### THE EXERCISE
Show all lines from the data that include the word "name".

********************

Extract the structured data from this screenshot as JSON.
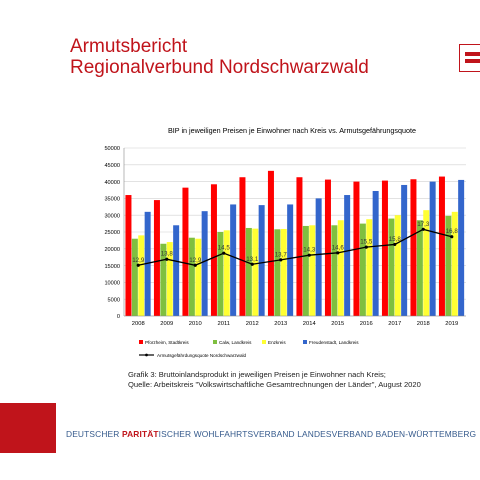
{
  "header": {
    "title_line1": "Armutsbericht",
    "title_line2": "Regionalverbund Nordschwarzwald"
  },
  "caption": {
    "line1": "Grafik 3: Bruttoinlandsprodukt in jeweiligen Preisen je Einwohner nach Kreis;",
    "line2": "Quelle: Arbeitskreis \"Volkswirtschaftliche Gesamtrechnungen der Länder\", August 2020"
  },
  "footer": {
    "part1": "DEUTSCHER ",
    "part2": "PARITÄT",
    "part3": "ISCHER WOHLFAHRTSVERBAND LANDESVERBAND BADEN-WÜRTTEMBERG"
  },
  "colors": {
    "brand_red": "#c0141b",
    "pforzheim": "#ff0000",
    "calw": "#7fbf3f",
    "enzkreis": "#ffff33",
    "freudenstadt": "#3366cc",
    "line": "#000000"
  },
  "chart_data": {
    "type": "bar",
    "title": "BIP in jeweiligen Preisen je Einwohner nach Kreis vs. Armutsgefährungsquote",
    "categories": [
      "2008",
      "2009",
      "2010",
      "2011",
      "2012",
      "2013",
      "2014",
      "2015",
      "2016",
      "2017",
      "2018",
      "2019"
    ],
    "ylim": [
      0,
      50000
    ],
    "yticks": [
      0,
      5000,
      10000,
      15000,
      20000,
      25000,
      30000,
      35000,
      40000,
      45000,
      50000
    ],
    "grid": true,
    "legend_position": "bottom",
    "series": [
      {
        "name": "Pforzheim, Stadtkreis",
        "color": "#ff0000",
        "values": [
          36000,
          34500,
          38200,
          39200,
          41300,
          43200,
          41300,
          40600,
          40000,
          40300,
          40700,
          41500
        ]
      },
      {
        "name": "Calw, Landkreis",
        "color": "#7fbf3f",
        "values": [
          23000,
          21500,
          23300,
          25000,
          26200,
          25800,
          26800,
          27000,
          27500,
          29000,
          28500,
          29800
        ]
      },
      {
        "name": "Enzkreis",
        "color": "#ffff33",
        "values": [
          24000,
          22000,
          23000,
          25500,
          26000,
          25900,
          27000,
          28500,
          28800,
          30000,
          31500,
          31000
        ]
      },
      {
        "name": "Freudenstadt, Landkreis",
        "color": "#3366cc",
        "values": [
          31000,
          27000,
          31200,
          33200,
          33000,
          33200,
          35000,
          36000,
          37200,
          39000,
          40000,
          40500
        ]
      }
    ],
    "line_series": {
      "name": "Armutsgefährdungsquote Nordschwarzwald",
      "color": "#000000",
      "values": [
        12.9,
        13.8,
        12.9,
        14.5,
        13.1,
        13.7,
        14.3,
        14.6,
        15.5,
        15.8,
        17.3,
        16.8
      ],
      "labels": [
        "12,9",
        "13,8",
        "12,9",
        "14,5",
        "13,1",
        "13,7",
        "14,3",
        "14,6",
        "15,5",
        "15,8",
        "17,3",
        "16,8"
      ],
      "plotted_on_bar_axis_equivalent": [
        15100,
        16900,
        15100,
        18700,
        15400,
        16700,
        18100,
        18800,
        20500,
        21300,
        25800,
        23600
      ]
    }
  }
}
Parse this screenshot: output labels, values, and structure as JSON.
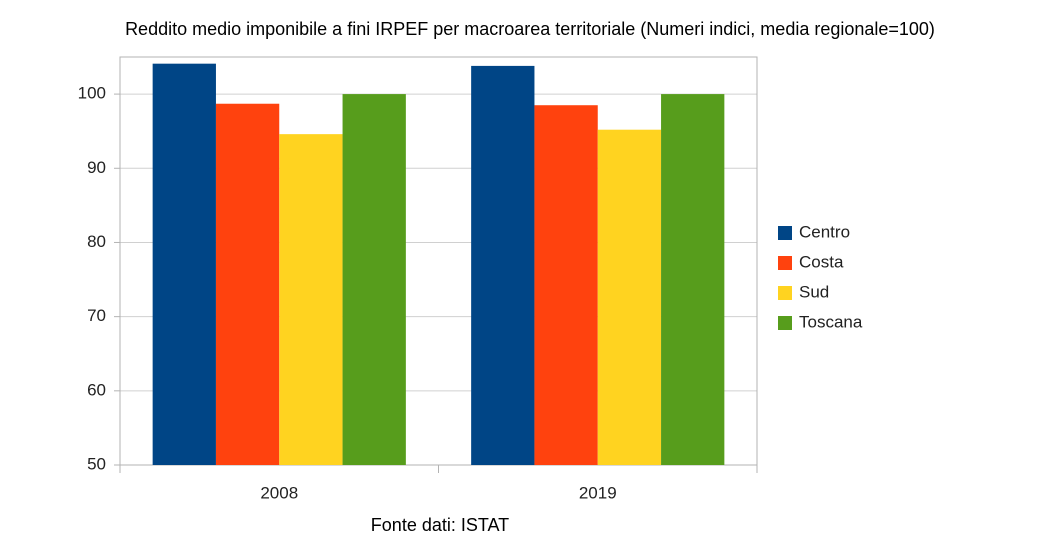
{
  "chart_data": {
    "type": "bar",
    "title": "Reddito medio imponibile a fini IRPEF per macroarea territoriale (Numeri indici, media regionale=100)",
    "source": "Fonte dati: ISTAT",
    "categories": [
      "2008",
      "2019"
    ],
    "series": [
      {
        "name": "Centro",
        "color": "#004586",
        "values": [
          104.1,
          103.8
        ]
      },
      {
        "name": "Costa",
        "color": "#ff420e",
        "values": [
          98.7,
          98.5
        ]
      },
      {
        "name": "Sud",
        "color": "#ffd320",
        "values": [
          94.6,
          95.2
        ]
      },
      {
        "name": "Toscana",
        "color": "#579d1c",
        "values": [
          100,
          100
        ]
      }
    ],
    "ylim": [
      50,
      105
    ],
    "yticks": [
      50,
      60,
      70,
      80,
      90,
      100
    ],
    "grid": true,
    "legend": "right"
  }
}
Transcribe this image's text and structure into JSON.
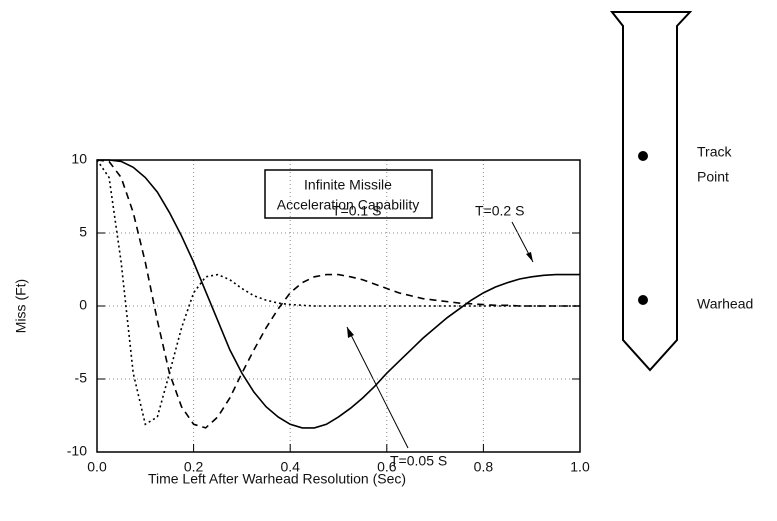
{
  "chart_data": {
    "type": "line",
    "x_label": "Time Left After Warhead Resolution (Sec)",
    "y_label": "Miss (Ft)",
    "annotation_box": [
      "Infinite Missile",
      "Acceleration Capability"
    ],
    "x": [
      0,
      0.025,
      0.05,
      0.075,
      0.1,
      0.125,
      0.15,
      0.175,
      0.2,
      0.225,
      0.25,
      0.275,
      0.3,
      0.325,
      0.35,
      0.375,
      0.4,
      0.425,
      0.45,
      0.475,
      0.5,
      0.525,
      0.55,
      0.575,
      0.6,
      0.625,
      0.65,
      0.675,
      0.7,
      0.725,
      0.75,
      0.775,
      0.8,
      0.825,
      0.85,
      0.875,
      0.9,
      0.925,
      0.95,
      0.975,
      1.0
    ],
    "series": [
      {
        "name": "T=0.05 S",
        "color": "#000000",
        "line_style": "dotted",
        "values": [
          10,
          8.8,
          3.0,
          -4.6,
          -8.1,
          -7.6,
          -4.6,
          -1.5,
          0.9,
          2.0,
          2.15,
          1.8,
          1.2,
          0.7,
          0.4,
          0.2,
          0.1,
          0.05,
          0,
          0,
          0,
          0,
          0,
          0,
          0,
          0,
          0,
          0,
          0,
          0,
          0,
          0,
          0,
          0,
          0,
          0,
          0,
          0,
          0,
          0,
          0
        ]
      },
      {
        "name": "T=0.1 S",
        "color": "#000000",
        "line_style": "dashed",
        "values": [
          10,
          9.9,
          8.8,
          6.4,
          3.0,
          -1.0,
          -4.6,
          -6.9,
          -8.1,
          -8.35,
          -7.6,
          -6.3,
          -4.6,
          -3.0,
          -1.5,
          -0.2,
          0.9,
          1.6,
          2.0,
          2.15,
          2.15,
          2.0,
          1.8,
          1.5,
          1.2,
          0.9,
          0.7,
          0.5,
          0.4,
          0.3,
          0.2,
          0.15,
          0.1,
          0.05,
          0.05,
          0,
          0,
          0,
          0,
          0,
          0
        ]
      },
      {
        "name": "T=0.2 S",
        "color": "#000000",
        "line_style": "solid",
        "values": [
          10,
          10,
          9.9,
          9.5,
          8.8,
          7.8,
          6.4,
          4.8,
          3.0,
          1.0,
          -1.0,
          -3.0,
          -4.6,
          -5.9,
          -6.9,
          -7.6,
          -8.1,
          -8.35,
          -8.35,
          -8.1,
          -7.6,
          -7.0,
          -6.3,
          -5.5,
          -4.6,
          -3.8,
          -3.0,
          -2.2,
          -1.5,
          -0.8,
          -0.2,
          0.4,
          0.9,
          1.3,
          1.6,
          1.85,
          2.0,
          2.1,
          2.15,
          2.15,
          2.15
        ]
      }
    ],
    "xlim": [
      0,
      1.0
    ],
    "xticks": [
      {
        "value": 0,
        "label": "0.0"
      },
      0.2,
      0.4,
      0.6,
      0.8,
      {
        "value": 1.0,
        "label": "1.0"
      }
    ],
    "ylim": [
      -10,
      10
    ],
    "yticks": [
      -10,
      -5,
      0,
      5,
      10
    ],
    "grid": true
  },
  "diagram": {
    "labels": [
      "Track",
      "Point",
      "Warhead"
    ]
  }
}
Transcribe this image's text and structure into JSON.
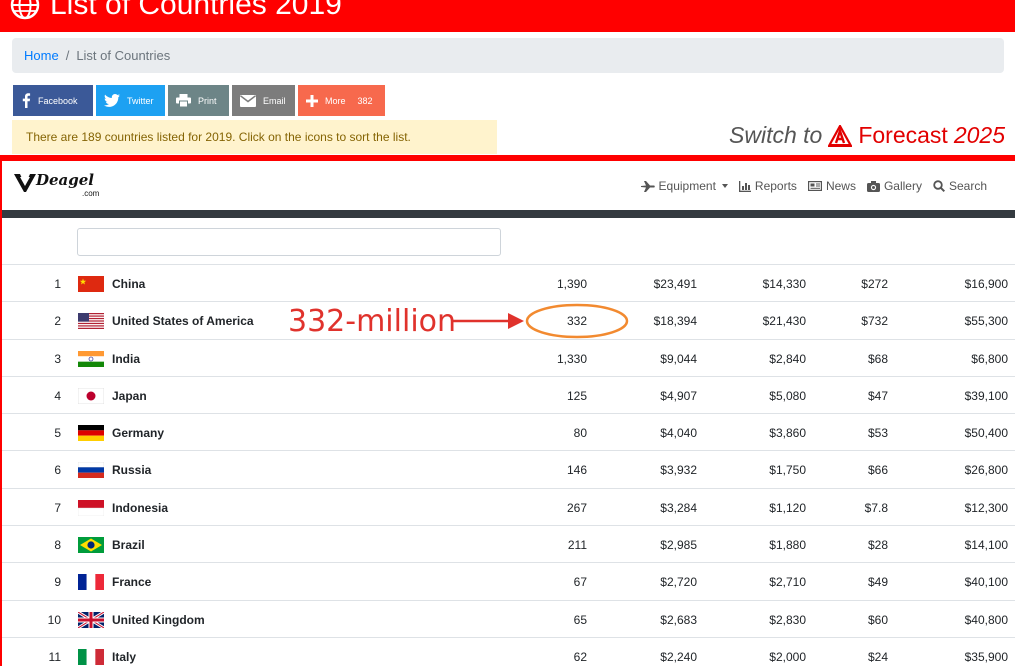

********************

### RESULT BELOW
        "name": "Pforzheim, Stadtkreis",
        "name": "Calw, Landkreis",
        "name": "Enzkreis",
        "name": "Freudenstadt, Landkreis",
      "name": "Armutsgefährdungsquote Nordschwarzwald",
        "name": "Centro",
        "name": "Costa",
        "name": "Sud",
        "name": "Toscana",
        "name": "T=0.05 S",
        "name": "T=0.1 S",
        "name": "T=0.2 S",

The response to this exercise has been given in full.